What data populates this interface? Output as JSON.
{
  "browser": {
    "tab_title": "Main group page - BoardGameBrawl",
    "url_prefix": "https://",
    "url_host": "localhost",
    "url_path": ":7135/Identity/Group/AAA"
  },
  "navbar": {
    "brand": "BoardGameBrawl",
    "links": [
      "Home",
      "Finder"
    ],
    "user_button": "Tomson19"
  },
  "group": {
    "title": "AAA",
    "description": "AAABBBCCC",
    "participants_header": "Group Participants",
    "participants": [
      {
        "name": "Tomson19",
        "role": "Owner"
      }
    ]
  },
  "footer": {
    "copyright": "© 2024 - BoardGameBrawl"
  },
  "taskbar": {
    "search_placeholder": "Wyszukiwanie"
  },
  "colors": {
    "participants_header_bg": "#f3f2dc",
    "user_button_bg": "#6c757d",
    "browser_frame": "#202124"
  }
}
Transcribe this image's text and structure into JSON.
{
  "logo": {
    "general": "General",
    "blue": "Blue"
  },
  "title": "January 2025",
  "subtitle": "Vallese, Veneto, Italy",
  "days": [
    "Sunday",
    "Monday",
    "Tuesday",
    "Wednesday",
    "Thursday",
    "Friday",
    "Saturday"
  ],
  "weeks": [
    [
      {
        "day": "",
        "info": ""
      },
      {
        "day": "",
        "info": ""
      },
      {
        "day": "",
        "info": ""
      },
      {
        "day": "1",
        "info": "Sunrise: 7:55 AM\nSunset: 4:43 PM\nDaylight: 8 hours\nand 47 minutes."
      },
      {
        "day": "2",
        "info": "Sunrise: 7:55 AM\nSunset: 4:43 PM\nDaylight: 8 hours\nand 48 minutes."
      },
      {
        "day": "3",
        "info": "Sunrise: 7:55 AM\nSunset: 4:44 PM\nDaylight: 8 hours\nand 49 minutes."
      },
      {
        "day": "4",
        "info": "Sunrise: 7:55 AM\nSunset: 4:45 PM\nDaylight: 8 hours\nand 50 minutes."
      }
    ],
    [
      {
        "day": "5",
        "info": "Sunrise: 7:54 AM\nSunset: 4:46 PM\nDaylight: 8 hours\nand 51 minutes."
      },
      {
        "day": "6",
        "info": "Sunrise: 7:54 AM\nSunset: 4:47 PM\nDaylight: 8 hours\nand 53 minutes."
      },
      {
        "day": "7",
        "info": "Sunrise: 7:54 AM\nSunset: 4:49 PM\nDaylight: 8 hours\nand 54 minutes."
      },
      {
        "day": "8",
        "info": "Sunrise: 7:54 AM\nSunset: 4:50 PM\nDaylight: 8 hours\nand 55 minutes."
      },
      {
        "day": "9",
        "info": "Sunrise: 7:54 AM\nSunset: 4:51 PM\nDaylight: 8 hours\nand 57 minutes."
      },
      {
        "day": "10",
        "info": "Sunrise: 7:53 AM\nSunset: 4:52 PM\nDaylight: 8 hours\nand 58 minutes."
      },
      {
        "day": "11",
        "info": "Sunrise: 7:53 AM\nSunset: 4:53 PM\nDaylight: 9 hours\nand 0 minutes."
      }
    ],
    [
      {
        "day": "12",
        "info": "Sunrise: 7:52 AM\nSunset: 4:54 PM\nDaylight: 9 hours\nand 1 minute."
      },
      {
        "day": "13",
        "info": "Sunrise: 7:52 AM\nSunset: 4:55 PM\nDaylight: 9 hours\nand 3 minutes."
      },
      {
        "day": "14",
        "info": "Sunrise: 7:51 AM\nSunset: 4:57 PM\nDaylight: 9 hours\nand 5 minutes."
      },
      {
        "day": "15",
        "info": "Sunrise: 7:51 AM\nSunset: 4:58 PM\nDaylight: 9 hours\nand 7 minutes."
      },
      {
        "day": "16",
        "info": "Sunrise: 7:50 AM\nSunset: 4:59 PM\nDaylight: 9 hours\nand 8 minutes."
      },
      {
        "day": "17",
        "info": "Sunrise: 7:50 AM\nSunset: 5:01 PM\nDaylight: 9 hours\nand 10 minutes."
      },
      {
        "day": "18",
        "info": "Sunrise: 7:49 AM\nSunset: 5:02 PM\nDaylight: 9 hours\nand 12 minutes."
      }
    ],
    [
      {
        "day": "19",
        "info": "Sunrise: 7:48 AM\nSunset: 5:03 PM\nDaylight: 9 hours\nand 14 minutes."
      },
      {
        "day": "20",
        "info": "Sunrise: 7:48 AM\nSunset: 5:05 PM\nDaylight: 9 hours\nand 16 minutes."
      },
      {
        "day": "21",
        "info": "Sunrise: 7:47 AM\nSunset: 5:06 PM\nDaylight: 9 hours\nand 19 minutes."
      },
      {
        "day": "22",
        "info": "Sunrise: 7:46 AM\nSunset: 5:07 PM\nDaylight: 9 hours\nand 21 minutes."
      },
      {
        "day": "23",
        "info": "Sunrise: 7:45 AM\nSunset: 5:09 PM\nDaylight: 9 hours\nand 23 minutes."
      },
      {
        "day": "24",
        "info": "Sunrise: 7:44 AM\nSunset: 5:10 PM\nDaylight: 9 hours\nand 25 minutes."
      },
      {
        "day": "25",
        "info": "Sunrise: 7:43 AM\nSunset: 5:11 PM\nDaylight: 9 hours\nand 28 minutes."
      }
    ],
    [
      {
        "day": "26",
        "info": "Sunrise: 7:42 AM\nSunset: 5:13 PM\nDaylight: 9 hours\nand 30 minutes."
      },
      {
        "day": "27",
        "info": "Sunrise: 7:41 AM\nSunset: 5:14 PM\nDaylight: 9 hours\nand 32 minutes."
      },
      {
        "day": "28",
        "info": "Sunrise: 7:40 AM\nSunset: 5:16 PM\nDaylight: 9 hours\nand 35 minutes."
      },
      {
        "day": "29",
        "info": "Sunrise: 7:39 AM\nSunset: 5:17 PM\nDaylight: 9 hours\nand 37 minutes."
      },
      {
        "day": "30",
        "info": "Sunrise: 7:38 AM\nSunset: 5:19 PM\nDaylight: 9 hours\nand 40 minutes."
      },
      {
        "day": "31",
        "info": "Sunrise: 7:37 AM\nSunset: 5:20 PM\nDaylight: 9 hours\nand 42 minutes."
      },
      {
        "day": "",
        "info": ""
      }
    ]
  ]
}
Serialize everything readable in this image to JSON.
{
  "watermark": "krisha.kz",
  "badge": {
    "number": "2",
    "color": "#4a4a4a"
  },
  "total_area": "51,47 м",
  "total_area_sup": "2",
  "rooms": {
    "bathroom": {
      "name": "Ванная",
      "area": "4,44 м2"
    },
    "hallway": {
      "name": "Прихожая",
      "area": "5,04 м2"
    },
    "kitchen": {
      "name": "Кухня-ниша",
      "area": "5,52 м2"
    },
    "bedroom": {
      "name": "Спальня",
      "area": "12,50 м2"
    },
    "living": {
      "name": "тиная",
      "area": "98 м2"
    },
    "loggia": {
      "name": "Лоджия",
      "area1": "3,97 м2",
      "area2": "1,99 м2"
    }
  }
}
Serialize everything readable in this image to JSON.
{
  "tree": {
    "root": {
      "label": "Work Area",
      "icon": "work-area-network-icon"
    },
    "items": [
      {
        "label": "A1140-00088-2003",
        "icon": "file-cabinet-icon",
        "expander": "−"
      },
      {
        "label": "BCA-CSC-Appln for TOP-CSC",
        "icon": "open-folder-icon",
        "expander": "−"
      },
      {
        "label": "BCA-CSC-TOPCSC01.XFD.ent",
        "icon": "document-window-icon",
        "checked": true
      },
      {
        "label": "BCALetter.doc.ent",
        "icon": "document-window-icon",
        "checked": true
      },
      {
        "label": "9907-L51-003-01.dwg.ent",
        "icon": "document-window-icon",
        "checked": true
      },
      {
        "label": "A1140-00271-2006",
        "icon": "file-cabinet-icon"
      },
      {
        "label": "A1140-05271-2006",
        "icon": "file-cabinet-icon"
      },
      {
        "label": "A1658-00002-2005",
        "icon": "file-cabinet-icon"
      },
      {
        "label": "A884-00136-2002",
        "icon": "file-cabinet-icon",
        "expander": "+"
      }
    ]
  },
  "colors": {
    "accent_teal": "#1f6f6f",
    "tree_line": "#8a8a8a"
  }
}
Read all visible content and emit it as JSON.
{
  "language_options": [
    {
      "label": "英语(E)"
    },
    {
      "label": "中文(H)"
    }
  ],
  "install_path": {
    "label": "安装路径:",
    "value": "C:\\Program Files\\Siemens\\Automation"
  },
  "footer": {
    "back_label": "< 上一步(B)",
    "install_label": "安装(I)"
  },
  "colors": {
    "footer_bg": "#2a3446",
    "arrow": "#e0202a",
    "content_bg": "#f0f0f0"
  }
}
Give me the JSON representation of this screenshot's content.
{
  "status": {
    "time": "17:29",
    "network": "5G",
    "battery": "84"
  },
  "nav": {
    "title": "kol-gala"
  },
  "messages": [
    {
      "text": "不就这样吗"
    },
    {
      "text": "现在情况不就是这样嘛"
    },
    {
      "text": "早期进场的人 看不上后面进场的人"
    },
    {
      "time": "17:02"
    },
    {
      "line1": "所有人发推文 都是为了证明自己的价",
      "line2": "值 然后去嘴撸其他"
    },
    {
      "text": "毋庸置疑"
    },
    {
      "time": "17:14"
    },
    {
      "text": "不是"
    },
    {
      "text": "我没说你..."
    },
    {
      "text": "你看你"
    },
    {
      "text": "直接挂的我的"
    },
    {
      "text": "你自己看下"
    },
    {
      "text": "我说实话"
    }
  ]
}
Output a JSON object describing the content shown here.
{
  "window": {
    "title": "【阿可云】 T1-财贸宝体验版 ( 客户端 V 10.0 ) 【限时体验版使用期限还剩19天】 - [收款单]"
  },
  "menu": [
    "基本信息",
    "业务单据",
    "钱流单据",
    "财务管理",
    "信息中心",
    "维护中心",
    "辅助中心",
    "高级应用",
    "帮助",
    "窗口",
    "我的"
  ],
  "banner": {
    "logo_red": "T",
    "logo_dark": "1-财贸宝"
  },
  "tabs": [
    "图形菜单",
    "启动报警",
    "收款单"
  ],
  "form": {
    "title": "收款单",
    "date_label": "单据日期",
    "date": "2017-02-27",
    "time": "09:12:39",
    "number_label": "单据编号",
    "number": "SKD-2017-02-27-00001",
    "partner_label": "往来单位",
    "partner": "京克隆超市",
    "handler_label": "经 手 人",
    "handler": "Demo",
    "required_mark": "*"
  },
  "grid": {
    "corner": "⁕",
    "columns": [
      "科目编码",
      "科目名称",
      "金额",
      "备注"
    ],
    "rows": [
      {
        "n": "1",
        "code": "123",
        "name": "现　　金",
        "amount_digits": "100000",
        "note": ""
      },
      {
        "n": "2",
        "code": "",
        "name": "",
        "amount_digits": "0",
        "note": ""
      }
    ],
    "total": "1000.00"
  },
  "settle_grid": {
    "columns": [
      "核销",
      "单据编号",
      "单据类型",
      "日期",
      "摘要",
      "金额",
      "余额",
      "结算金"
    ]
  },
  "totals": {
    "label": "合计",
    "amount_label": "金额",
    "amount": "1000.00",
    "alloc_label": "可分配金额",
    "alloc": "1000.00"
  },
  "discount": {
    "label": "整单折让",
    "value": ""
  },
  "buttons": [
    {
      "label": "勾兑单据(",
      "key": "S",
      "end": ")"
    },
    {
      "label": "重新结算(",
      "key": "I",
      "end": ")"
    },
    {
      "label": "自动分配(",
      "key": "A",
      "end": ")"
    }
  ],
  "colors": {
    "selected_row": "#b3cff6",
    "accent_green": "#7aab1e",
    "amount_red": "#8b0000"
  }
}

Work instructions:
How many lines of the data contain the word "value"? Answer with the number alone.

Output for this exercise:
2